__Stated task__
Each line in the entries below that holds the string "used" is to be listed.

Stored records:

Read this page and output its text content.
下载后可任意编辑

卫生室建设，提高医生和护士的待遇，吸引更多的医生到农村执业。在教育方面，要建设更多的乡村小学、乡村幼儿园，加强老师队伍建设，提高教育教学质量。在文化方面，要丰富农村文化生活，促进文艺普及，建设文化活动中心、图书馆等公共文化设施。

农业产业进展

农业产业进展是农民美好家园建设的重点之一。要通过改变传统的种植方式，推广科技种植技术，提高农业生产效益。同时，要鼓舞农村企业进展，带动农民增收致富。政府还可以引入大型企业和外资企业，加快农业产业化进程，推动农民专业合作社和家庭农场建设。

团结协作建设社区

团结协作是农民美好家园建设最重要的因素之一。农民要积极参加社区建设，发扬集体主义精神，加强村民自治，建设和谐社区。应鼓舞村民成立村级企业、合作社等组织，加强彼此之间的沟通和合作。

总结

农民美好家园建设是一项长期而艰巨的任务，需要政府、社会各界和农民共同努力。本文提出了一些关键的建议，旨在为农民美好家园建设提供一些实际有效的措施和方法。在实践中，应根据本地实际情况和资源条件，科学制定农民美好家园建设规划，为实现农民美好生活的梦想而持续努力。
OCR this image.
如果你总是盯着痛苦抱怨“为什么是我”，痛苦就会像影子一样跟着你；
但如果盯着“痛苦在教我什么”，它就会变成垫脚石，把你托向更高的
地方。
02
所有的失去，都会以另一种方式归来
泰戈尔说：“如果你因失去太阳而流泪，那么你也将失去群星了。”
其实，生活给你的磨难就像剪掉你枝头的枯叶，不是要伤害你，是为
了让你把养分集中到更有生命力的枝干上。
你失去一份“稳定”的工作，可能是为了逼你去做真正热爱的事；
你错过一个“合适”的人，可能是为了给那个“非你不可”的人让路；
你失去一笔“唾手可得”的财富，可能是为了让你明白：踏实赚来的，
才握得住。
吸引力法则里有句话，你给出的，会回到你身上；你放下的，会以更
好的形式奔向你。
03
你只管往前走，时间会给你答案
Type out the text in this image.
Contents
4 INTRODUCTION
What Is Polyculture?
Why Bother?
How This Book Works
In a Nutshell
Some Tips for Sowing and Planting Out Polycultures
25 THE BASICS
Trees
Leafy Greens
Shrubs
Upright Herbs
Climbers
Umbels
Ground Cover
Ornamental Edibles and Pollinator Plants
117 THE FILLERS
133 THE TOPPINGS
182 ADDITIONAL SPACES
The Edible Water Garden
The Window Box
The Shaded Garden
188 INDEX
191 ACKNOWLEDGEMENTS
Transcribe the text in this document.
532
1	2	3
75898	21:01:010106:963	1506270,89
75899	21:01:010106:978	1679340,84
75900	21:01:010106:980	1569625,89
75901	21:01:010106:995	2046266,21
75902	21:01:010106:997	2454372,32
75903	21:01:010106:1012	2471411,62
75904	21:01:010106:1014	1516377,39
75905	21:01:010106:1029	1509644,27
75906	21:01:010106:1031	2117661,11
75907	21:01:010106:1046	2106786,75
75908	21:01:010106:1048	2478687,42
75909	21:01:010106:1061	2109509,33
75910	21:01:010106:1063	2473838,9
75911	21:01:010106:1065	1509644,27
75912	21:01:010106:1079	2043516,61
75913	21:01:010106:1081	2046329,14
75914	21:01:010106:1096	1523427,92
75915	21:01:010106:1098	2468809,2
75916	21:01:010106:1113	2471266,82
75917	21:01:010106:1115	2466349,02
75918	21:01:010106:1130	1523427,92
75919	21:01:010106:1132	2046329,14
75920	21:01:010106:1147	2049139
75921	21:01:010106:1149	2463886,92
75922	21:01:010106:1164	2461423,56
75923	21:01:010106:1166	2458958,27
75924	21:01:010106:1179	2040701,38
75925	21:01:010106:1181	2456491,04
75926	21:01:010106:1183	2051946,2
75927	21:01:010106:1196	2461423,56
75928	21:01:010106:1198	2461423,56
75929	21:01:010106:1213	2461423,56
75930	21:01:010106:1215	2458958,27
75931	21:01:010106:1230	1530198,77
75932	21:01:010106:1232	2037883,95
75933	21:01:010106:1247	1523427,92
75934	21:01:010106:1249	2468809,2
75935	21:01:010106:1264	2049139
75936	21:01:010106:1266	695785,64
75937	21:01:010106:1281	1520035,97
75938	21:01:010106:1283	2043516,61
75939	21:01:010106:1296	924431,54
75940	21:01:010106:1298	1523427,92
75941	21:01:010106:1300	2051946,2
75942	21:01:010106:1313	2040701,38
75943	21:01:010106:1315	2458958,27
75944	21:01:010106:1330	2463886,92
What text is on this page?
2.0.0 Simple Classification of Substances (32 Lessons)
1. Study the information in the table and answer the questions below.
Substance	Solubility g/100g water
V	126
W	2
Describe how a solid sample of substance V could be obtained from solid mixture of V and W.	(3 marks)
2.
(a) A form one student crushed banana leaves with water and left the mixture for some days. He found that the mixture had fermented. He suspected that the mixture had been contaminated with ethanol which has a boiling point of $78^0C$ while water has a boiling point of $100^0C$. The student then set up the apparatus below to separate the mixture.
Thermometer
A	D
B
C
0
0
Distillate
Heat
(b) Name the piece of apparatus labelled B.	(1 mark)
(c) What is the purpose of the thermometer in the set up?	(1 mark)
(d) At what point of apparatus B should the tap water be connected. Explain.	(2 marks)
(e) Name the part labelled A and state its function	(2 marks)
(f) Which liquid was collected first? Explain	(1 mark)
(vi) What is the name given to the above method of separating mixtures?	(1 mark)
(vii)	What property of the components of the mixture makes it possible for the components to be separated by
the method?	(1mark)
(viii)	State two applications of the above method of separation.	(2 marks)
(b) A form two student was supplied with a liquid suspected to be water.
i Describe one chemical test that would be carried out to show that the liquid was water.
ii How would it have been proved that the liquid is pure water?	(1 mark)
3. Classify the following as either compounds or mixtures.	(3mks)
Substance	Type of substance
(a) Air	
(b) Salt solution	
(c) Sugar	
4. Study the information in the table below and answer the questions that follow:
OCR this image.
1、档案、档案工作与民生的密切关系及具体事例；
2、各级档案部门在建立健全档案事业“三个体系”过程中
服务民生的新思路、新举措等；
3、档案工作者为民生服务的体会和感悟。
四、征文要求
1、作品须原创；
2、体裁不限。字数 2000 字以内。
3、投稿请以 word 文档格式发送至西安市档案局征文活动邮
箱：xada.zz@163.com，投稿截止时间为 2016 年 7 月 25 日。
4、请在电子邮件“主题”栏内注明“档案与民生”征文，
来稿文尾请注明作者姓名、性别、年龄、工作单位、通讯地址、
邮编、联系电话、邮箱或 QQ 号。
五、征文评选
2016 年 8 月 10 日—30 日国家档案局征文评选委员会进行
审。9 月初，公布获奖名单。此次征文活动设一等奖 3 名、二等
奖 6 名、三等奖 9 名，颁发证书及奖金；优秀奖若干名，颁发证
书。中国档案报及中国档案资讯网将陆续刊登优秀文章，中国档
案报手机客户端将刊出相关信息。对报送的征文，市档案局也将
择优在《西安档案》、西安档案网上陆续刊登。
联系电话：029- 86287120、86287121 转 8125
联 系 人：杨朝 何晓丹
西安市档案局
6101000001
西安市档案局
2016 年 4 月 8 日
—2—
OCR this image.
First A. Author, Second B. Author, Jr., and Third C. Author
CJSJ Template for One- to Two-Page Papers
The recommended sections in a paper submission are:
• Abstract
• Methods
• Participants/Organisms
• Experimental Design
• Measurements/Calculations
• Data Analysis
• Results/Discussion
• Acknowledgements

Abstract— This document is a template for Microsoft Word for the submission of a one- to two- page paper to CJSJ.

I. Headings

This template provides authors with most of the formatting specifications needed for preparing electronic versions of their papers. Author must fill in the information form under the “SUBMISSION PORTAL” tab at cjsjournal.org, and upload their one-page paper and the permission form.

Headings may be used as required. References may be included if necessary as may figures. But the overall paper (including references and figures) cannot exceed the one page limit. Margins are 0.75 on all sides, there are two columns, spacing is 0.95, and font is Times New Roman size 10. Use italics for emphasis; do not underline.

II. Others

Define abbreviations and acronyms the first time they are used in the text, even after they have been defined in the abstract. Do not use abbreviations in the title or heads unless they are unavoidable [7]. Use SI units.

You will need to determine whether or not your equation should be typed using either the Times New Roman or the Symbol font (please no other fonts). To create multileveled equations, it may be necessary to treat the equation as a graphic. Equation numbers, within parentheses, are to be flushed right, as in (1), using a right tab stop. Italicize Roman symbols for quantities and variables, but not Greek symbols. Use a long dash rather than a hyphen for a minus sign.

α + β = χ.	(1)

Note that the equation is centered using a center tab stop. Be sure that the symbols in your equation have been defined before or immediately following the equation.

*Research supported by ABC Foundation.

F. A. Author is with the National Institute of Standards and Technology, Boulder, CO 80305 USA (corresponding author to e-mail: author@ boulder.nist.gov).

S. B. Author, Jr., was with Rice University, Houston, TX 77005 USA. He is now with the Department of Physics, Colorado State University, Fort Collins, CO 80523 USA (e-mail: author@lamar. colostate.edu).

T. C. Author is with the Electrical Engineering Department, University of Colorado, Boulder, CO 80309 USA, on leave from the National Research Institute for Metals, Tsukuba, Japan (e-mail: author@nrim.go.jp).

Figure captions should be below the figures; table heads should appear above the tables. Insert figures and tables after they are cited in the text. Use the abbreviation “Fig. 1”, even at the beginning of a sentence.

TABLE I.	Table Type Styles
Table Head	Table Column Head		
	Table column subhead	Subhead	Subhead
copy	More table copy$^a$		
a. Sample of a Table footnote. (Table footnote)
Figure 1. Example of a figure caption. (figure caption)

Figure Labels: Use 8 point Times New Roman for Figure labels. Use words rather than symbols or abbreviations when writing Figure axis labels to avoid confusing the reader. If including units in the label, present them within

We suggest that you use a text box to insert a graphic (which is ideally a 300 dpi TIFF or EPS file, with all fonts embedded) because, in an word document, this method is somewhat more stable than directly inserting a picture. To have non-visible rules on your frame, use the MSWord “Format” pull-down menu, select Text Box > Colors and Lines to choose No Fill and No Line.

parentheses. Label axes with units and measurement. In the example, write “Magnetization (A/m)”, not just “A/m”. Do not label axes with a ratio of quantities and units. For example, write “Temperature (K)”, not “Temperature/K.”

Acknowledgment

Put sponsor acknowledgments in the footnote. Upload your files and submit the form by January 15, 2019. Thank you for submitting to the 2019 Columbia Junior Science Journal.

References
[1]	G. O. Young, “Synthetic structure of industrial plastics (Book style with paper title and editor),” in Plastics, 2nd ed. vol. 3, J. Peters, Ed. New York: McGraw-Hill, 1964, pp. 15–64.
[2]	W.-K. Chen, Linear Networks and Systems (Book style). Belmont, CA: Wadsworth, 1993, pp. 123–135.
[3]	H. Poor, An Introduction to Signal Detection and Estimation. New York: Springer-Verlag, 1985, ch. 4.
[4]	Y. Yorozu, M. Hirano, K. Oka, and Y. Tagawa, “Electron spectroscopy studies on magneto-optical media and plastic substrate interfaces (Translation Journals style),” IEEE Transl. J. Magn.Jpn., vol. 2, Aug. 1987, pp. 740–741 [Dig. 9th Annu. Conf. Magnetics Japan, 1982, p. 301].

__Task response__
Headings may be used as required. References may be included if necessary as may figures. But the overall paper (including references and figures) cannot exceed the one page limit. Margins are 0.75 on all sides, there are two columns, spacing is 0.95, and font is Times New Roman size 10. Use italics for emphasis; do not underline.
Define abbreviations and acronyms the first time they are used in the text, even after they have been defined in the abstract. Do not use abbreviations in the title or heads unless they are unavoidable [7]. Use SI units.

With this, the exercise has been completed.